'''
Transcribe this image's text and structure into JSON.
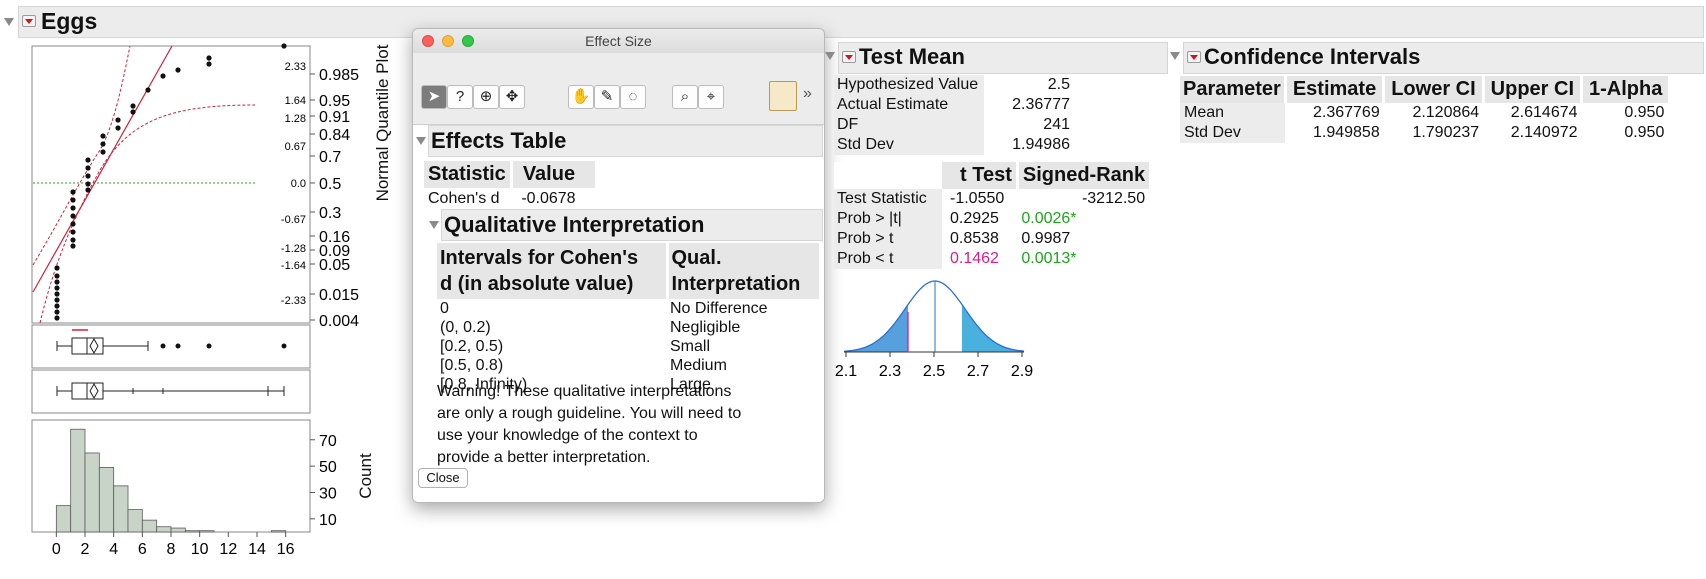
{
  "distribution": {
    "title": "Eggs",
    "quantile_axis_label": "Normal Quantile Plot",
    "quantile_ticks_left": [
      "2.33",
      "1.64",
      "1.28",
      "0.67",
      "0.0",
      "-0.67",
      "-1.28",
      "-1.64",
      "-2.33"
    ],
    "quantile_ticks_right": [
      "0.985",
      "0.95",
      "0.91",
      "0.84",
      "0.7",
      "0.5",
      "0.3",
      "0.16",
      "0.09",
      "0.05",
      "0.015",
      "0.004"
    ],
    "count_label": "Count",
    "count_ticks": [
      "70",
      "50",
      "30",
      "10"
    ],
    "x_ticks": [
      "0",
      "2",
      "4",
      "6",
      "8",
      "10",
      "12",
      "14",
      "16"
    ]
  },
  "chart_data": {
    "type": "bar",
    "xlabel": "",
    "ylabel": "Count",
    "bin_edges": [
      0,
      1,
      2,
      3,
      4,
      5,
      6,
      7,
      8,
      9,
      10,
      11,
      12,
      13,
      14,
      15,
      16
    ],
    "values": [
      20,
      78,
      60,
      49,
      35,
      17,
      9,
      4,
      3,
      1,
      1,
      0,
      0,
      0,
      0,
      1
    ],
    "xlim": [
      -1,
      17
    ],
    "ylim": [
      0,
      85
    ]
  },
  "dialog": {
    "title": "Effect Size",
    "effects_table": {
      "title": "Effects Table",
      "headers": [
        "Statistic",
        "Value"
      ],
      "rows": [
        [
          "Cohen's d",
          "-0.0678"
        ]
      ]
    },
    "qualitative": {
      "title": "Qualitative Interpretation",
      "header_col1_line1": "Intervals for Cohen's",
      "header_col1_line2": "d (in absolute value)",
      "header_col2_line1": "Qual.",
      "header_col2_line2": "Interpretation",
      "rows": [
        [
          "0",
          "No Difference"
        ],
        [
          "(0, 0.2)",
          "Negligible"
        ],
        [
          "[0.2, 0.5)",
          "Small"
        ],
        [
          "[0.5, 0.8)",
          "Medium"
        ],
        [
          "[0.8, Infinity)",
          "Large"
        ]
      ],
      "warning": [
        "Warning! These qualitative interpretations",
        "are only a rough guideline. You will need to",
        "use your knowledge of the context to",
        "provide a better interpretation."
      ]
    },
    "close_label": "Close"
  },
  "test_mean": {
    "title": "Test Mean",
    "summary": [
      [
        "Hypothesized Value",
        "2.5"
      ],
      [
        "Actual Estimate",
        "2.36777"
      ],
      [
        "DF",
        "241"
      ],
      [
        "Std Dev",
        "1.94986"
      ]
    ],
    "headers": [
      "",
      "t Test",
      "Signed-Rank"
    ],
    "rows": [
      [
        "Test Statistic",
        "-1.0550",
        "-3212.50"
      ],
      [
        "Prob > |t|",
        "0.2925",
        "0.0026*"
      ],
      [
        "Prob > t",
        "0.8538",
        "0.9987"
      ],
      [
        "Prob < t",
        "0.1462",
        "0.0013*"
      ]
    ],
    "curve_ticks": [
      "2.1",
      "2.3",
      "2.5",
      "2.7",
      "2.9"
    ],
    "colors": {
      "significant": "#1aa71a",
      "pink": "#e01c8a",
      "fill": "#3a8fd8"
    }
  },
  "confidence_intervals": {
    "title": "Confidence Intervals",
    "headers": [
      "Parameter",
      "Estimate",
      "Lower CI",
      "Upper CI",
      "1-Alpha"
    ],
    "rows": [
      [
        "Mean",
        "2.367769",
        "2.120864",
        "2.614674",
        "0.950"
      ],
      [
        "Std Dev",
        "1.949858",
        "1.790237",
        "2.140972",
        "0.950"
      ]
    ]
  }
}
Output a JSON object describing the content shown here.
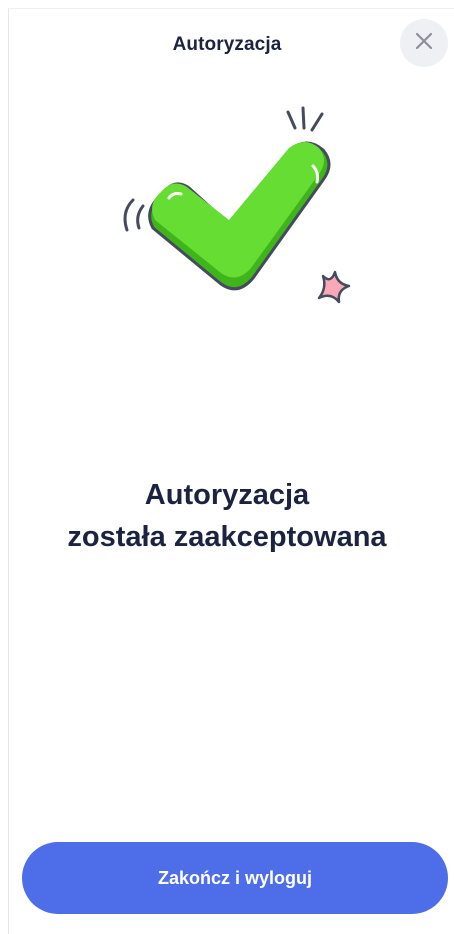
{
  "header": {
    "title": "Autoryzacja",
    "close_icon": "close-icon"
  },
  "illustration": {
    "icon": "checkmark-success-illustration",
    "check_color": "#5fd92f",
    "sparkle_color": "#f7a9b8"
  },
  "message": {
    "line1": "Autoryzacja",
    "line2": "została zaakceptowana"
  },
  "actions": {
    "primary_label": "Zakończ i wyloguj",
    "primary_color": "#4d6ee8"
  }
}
'''
* **Work instructions**
Note every line above where the string "illustration" shows up, and copy those lines.

* **The answer**
  "illustration": {
    "icon": "checkmark-success-illustration",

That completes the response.